## EXERCISES TO COMPLETE
**A)** Return the span of the sentence similarity notebook starting with "## 0. Contents" and going on through "et al. 2002)", copied word for word.
**B)** Supply the next part of the sentence similarity notebook, picking up right after its final line.

## PROVIDED PASSAGE
## begin
# Sentence Similarity Measures III: Wide-Inclusive Sentence Featurization

## 0. Contents

* I. Corpora:
    * MSR Paraphrase Corpus
    * Brown
* II. Discriminativity Weighting (Brown, SpaCy lemmatization)
* III. Featurization:
    * Features:
        * Unigram Prec/Rec (Wan et al. 2006) 
        * Bleu Prec/Rec (Papineni et al. 2002)
        * Dependency Prec/Rec (Wan et al. 2006; Moll$\acute{a}$ 2003; Hovy et al. 2015)
        * F1 for Unigram, Bleu & Dependency
        * Tree Edit Distance (Zhang & Sasha Algorithm)
        * Sentence Lengths (Wan et al. 2006)
    * Featurization Function
* IV. Paraphrase Classifier:
    * Training: MSR Paraphrase Corpus
    * Classifier Types:
        * Logistic
        * SVM
* V. Evaluation

## I. Corpora

In [15]:
import numpy as np
import pandas as pd
from nltk.corpus import brown
from spacy.en import English

In [16]:
parser = English()

##### Load MSR

In [17]:
path = "/Users/jacobsw/Desktop/WORK/OJO_CODE/SENTENCE_SIMILARITIES/CORPORA/paraphrase/msr_paraphrase_data.txt"

In [18]:
df = pd.read_csv(path, delimiter='\t')
df.head()
## end
## SUPPLIED MATERIAL
## begin
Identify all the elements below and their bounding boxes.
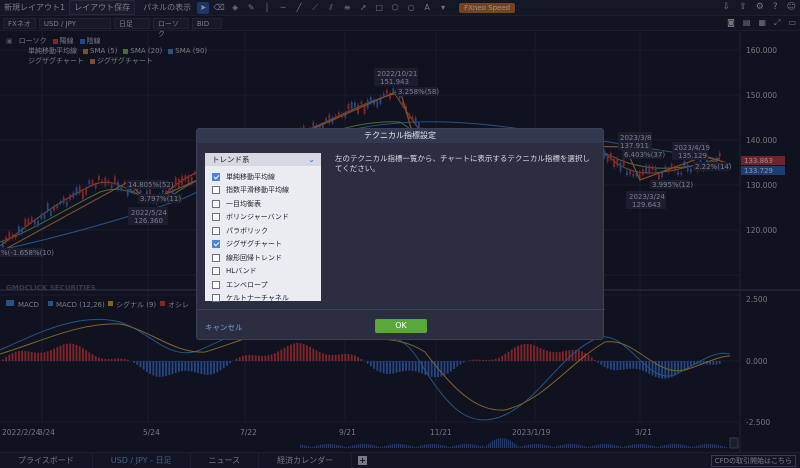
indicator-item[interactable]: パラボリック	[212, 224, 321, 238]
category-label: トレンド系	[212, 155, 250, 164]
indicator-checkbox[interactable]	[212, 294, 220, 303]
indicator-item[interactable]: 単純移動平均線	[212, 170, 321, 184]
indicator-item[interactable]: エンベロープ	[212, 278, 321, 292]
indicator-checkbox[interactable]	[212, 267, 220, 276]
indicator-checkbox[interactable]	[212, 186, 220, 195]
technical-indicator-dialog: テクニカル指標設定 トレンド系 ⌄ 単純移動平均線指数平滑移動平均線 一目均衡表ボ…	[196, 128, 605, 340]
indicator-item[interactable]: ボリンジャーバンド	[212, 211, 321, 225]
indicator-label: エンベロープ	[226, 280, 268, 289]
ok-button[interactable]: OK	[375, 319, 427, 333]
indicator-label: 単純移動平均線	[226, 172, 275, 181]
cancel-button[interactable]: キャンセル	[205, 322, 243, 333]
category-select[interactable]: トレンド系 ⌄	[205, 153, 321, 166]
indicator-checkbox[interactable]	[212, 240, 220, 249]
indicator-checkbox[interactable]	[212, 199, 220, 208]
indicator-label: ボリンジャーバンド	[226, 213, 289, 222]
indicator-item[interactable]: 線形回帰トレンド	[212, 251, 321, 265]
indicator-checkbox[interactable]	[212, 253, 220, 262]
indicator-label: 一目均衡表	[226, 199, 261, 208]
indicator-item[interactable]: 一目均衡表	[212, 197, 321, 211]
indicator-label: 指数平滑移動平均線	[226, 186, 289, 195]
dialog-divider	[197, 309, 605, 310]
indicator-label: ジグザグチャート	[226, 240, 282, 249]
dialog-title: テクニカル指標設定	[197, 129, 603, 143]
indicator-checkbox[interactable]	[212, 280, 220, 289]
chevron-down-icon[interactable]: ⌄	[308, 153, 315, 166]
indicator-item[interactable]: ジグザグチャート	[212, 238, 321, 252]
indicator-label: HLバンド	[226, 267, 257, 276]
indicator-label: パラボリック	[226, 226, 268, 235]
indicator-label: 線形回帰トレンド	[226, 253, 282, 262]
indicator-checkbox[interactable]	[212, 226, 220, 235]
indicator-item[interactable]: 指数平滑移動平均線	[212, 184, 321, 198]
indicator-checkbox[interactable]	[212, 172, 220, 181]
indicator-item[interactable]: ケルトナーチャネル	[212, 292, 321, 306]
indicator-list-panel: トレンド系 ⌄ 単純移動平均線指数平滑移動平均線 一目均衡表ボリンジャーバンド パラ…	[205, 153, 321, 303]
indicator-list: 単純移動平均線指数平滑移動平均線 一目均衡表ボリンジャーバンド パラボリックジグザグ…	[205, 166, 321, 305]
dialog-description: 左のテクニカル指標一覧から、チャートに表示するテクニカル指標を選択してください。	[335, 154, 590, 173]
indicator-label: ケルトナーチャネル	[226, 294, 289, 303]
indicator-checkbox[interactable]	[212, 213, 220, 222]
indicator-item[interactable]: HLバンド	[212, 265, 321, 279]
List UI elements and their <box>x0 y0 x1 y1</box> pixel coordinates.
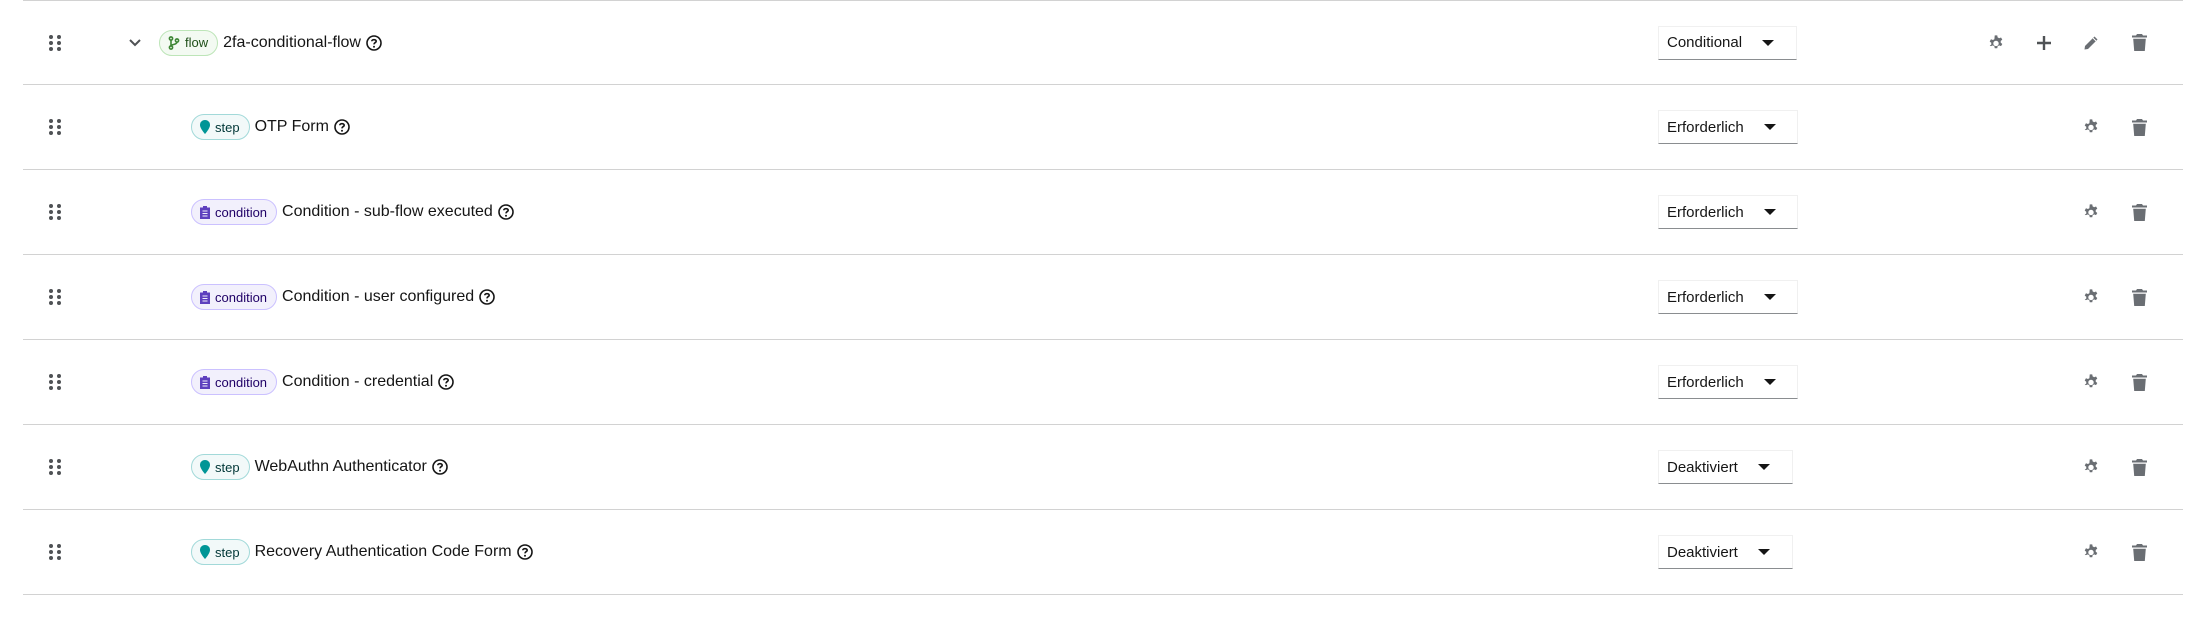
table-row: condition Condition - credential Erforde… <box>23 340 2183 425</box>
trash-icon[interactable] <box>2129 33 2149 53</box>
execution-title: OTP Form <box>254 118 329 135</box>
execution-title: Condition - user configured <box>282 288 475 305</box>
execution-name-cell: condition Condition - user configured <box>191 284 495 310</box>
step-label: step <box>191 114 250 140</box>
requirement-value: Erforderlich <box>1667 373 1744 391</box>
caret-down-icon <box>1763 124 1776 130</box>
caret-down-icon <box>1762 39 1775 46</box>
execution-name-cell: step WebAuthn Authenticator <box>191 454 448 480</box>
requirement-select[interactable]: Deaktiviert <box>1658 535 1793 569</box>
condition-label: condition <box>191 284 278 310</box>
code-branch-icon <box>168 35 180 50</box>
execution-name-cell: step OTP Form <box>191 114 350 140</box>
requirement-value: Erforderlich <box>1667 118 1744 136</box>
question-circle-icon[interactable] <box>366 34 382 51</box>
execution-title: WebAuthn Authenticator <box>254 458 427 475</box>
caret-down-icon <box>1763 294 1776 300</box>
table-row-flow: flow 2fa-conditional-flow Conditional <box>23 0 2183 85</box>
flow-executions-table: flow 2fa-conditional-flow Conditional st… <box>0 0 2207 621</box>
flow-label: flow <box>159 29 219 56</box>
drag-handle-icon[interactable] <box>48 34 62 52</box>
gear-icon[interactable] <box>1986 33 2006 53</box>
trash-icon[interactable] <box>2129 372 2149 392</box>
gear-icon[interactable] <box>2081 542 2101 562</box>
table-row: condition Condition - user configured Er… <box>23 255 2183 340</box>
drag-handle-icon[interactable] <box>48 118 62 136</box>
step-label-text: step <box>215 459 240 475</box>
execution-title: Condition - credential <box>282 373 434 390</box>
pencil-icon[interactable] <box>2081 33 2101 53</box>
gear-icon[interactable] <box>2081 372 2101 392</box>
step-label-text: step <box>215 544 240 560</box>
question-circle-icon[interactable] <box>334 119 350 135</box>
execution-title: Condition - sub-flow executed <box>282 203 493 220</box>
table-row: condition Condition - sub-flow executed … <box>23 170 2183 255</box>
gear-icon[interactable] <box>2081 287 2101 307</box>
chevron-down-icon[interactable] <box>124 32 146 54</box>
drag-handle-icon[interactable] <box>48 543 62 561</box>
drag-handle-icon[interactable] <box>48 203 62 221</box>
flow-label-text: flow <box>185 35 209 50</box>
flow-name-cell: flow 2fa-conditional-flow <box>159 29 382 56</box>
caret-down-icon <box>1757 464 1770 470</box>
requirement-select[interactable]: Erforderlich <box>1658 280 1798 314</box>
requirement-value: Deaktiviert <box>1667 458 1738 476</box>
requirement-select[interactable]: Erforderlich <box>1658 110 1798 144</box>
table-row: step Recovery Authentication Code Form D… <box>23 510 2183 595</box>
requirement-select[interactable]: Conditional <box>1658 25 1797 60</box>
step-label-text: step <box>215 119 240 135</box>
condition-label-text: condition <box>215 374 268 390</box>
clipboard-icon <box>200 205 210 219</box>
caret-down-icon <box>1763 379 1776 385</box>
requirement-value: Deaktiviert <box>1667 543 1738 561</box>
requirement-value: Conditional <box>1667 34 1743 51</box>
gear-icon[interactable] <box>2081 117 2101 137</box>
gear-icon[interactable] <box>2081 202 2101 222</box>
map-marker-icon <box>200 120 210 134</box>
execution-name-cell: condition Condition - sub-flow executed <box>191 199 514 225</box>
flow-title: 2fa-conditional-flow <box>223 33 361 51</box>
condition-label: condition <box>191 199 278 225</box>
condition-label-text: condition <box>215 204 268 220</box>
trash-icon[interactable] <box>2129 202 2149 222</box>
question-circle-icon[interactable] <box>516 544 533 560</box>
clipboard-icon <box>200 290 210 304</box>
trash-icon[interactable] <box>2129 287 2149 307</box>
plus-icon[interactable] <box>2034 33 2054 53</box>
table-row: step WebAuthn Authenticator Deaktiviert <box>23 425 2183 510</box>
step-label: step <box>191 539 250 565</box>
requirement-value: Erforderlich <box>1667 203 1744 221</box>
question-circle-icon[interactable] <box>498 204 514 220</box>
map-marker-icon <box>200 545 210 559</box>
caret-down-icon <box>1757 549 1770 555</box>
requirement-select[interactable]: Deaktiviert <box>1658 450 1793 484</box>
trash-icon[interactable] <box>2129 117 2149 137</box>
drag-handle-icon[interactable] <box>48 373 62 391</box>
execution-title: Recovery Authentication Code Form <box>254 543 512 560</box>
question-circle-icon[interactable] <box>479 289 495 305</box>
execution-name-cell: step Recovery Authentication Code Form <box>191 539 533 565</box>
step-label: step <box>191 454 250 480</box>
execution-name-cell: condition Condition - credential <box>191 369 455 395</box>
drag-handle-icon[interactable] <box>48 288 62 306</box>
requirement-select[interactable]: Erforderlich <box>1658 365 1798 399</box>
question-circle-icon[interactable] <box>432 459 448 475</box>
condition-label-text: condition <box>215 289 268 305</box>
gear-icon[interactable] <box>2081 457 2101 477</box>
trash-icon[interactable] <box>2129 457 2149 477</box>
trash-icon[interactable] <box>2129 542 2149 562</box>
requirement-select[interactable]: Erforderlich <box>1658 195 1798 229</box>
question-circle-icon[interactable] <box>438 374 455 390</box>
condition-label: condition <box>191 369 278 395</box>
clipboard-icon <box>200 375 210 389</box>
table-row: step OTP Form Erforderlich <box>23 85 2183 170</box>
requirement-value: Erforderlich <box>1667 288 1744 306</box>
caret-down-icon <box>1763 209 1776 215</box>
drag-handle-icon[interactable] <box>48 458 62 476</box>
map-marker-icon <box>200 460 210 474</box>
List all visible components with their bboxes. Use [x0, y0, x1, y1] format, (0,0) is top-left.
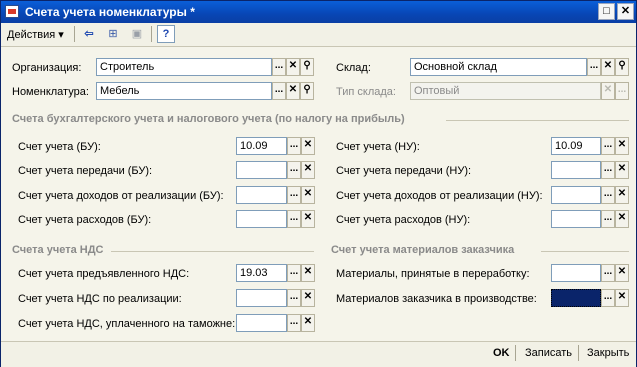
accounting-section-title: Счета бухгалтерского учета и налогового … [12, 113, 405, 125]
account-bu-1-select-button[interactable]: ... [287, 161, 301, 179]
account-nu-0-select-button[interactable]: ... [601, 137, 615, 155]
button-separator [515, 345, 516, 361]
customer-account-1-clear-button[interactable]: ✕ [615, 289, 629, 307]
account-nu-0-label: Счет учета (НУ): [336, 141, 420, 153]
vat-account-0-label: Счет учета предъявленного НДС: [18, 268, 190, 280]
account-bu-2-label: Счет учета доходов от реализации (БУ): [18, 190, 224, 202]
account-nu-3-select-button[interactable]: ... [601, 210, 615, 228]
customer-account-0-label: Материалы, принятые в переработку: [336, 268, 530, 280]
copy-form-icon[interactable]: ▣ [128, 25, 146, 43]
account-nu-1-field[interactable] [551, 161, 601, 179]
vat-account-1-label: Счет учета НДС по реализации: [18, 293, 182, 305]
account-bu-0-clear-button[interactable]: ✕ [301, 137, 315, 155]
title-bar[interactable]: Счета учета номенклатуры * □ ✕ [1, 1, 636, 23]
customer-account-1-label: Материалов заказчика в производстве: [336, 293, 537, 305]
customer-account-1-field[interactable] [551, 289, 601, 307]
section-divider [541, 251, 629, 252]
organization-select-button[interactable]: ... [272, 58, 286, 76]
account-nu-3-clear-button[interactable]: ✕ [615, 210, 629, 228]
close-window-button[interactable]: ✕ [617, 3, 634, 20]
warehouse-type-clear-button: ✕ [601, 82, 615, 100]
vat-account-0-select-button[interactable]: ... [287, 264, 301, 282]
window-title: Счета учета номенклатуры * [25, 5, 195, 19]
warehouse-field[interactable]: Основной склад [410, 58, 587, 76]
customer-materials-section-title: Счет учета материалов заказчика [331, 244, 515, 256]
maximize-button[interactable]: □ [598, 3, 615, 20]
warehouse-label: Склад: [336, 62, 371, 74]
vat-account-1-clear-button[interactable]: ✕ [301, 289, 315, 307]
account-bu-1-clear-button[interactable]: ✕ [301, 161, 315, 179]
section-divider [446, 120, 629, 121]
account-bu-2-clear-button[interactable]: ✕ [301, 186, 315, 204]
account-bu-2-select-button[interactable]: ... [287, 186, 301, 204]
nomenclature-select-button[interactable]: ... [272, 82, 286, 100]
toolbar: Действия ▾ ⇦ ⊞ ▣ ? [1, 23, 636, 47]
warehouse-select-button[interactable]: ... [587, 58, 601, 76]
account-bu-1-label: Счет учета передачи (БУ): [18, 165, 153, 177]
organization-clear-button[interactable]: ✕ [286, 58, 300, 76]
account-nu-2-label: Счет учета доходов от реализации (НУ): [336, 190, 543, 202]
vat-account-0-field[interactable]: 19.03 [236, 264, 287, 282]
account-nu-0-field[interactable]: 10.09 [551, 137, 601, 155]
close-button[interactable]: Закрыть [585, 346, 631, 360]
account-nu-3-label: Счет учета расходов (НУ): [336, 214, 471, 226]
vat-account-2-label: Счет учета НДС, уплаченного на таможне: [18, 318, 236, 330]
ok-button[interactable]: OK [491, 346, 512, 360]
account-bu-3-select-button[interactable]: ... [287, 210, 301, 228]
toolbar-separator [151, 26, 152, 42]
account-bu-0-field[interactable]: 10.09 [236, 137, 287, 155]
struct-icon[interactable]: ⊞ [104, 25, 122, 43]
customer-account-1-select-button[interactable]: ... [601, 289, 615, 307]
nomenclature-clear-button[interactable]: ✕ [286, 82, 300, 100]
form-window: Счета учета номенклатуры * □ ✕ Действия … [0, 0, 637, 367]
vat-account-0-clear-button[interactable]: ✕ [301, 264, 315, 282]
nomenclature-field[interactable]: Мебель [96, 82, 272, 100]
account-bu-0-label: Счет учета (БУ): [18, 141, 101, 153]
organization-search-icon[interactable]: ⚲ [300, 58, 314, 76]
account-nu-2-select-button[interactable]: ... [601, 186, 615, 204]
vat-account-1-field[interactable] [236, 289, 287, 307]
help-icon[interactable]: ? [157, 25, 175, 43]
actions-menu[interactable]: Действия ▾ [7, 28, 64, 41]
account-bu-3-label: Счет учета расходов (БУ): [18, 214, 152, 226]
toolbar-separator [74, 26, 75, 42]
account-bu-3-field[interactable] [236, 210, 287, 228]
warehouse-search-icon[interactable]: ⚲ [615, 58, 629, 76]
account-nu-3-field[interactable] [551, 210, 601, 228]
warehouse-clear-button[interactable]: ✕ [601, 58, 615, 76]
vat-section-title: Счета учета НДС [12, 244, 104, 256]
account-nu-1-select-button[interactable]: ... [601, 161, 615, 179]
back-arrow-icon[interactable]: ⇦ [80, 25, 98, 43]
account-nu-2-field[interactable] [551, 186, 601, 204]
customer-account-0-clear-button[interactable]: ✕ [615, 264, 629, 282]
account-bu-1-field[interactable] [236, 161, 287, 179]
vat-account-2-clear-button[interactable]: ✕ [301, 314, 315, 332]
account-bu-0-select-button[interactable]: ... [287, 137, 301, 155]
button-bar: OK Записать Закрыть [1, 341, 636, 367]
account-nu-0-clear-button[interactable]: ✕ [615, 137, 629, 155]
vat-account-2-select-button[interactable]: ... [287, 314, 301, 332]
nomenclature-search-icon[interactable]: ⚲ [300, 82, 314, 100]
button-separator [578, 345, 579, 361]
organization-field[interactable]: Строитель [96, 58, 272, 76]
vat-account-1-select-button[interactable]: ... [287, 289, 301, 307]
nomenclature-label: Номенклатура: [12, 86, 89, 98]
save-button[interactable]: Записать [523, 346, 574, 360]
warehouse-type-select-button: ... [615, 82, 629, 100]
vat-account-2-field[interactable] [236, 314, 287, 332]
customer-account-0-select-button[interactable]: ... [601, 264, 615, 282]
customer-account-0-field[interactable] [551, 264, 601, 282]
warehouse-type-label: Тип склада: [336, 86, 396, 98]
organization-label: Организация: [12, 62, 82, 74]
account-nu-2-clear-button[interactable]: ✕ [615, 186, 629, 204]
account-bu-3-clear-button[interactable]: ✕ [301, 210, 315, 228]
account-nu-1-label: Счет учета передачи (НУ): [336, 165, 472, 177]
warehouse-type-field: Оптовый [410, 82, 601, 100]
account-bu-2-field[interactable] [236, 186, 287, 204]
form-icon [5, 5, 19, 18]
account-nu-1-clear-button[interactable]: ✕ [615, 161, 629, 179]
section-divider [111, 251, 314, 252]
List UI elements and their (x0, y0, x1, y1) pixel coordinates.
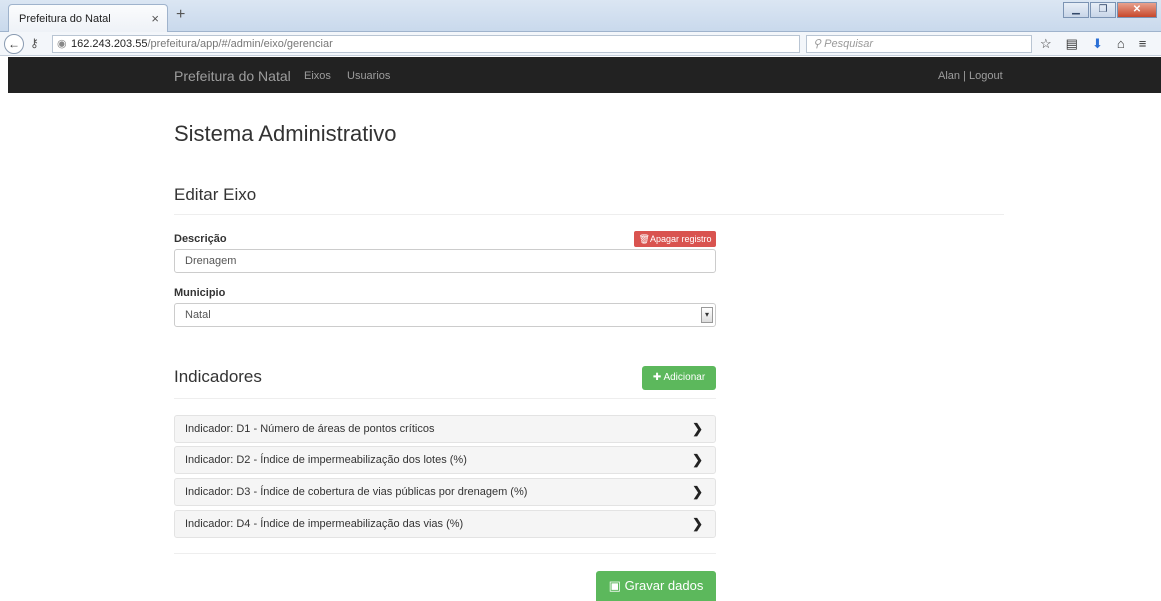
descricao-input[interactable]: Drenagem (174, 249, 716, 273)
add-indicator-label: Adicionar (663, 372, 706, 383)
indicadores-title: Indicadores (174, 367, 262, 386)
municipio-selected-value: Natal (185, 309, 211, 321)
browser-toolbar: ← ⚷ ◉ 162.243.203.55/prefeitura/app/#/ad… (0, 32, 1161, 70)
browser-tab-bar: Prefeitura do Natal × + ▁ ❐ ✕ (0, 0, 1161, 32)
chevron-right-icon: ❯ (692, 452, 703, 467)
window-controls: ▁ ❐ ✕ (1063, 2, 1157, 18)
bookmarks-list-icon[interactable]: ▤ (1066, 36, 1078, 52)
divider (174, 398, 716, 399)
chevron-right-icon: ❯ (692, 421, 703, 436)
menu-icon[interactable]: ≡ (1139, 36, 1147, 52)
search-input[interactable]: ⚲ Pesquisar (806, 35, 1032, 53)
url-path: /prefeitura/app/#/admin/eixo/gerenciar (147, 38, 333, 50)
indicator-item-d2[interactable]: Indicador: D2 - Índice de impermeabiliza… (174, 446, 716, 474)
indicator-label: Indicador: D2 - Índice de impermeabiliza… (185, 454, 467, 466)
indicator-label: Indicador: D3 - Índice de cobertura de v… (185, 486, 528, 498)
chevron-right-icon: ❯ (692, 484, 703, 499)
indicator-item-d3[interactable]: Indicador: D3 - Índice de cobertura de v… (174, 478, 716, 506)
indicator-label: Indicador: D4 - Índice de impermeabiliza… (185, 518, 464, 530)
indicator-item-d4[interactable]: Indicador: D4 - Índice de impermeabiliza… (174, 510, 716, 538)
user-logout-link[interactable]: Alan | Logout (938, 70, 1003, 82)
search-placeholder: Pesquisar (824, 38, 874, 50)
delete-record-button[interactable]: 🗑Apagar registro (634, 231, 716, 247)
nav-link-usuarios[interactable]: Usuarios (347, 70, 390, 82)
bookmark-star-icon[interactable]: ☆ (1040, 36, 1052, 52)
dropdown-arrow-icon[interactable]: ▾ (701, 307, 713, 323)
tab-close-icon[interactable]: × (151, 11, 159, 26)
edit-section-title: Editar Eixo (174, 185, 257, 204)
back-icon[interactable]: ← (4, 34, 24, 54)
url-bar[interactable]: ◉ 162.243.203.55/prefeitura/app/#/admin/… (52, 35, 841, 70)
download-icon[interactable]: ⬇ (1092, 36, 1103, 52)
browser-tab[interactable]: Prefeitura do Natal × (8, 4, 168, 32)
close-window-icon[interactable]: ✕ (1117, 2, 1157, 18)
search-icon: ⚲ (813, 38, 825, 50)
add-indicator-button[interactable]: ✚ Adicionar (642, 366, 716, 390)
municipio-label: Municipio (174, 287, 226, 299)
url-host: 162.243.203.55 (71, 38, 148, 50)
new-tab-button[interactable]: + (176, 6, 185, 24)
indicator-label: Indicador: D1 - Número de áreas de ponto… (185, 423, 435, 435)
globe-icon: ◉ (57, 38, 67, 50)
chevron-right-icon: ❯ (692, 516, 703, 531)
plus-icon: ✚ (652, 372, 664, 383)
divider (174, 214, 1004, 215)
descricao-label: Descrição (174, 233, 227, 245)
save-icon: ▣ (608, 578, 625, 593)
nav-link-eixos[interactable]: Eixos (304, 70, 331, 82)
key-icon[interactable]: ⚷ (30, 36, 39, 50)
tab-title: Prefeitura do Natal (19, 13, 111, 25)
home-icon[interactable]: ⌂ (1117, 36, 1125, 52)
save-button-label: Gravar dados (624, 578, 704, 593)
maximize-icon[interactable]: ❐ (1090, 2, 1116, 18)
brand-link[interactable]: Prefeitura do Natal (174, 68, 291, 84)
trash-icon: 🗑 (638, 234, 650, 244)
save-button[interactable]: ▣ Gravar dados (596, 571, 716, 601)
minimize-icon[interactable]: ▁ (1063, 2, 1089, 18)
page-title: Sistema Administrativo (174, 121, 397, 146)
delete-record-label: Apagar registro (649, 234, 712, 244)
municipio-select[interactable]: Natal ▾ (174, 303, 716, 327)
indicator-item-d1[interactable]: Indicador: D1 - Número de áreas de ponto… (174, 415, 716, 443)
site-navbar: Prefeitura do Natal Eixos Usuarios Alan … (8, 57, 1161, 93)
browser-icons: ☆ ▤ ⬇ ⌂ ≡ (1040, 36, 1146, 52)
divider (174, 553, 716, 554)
## end
## ANSWERS TO THE PROBLEMS
**A)**
## 0. Contents

* I. Corpora:
    * MSR Paraphrase Corpus
    * Brown
* II. Discriminativity Weighting (Brown, SpaCy lemmatization)
* III. Featurization:
    * Features:
        * Unigram Prec/Rec (Wan et al. 2006) 
        * Bleu Prec/Rec (Papineni et al. 2002)

**B)**
Unnamed: 0,﻿Sentence ID,String,Author,URL,Agency,Date,Web Date
0,702876,"Amrozi accused his brother, whom he called ""th...",Darren Goodsir,www.theage.com.au,*,June 5 2003,2003/06/04
1,702977,"Referring to him as only ""the witness"", Amrozi...",Darren Goodsir,www.smh.com.au,Sydney Morning Herald,June 5 2003,2003/06/04
2,2108705,Yucaipa owned Dominick's before selling the ch...,MICHAEL GIBBS,www.nwherald.com,*,*,2003/08/23
3,2108831,Yucaipa bought Dominick's in 1995 for $693 mil...,ALEX VEIGA,www.miami.com,*,*,2003/08/23
4,1330381,They had published an advertisement on the Int...,Philip Pangalos,www.alertnet.org,*,*,2003/06/25


In [19]:
len(df['String'])

10594

In [20]:
data = list(df['String'])

In [21]:
for i in xrange(5):
    print data[i]
    print

Amrozi accused his brother, whom he called "the witness", of deliberately distorting his evidence.

Referring to him as only "the witness", Amrozi accused his brother of deliberately distorting his evidence.

Yucaipa owned Dominick's before selling the chain to Safeway in 1998 for $2.5 billion.

Yucaipa bought Dominick's in 1995 for $693 million and sold it to Safeway for $1.8 billion in 1998.

They had published an advertisement on the Internet on June 10, offering the cargo for sale, he added.



In [22]:
def parse_msr():
    
    parsed_sents = [parser(unicode(sent.decode('utf8','ignore'))) for sent in data]
    lemma_sents = [[token.lemma_ for token in parsed_sent] 
                   for parsed_sent in parsed_sents]
    
    return lemma_sents

In [23]:
%%time
msr_sents = parse_msr()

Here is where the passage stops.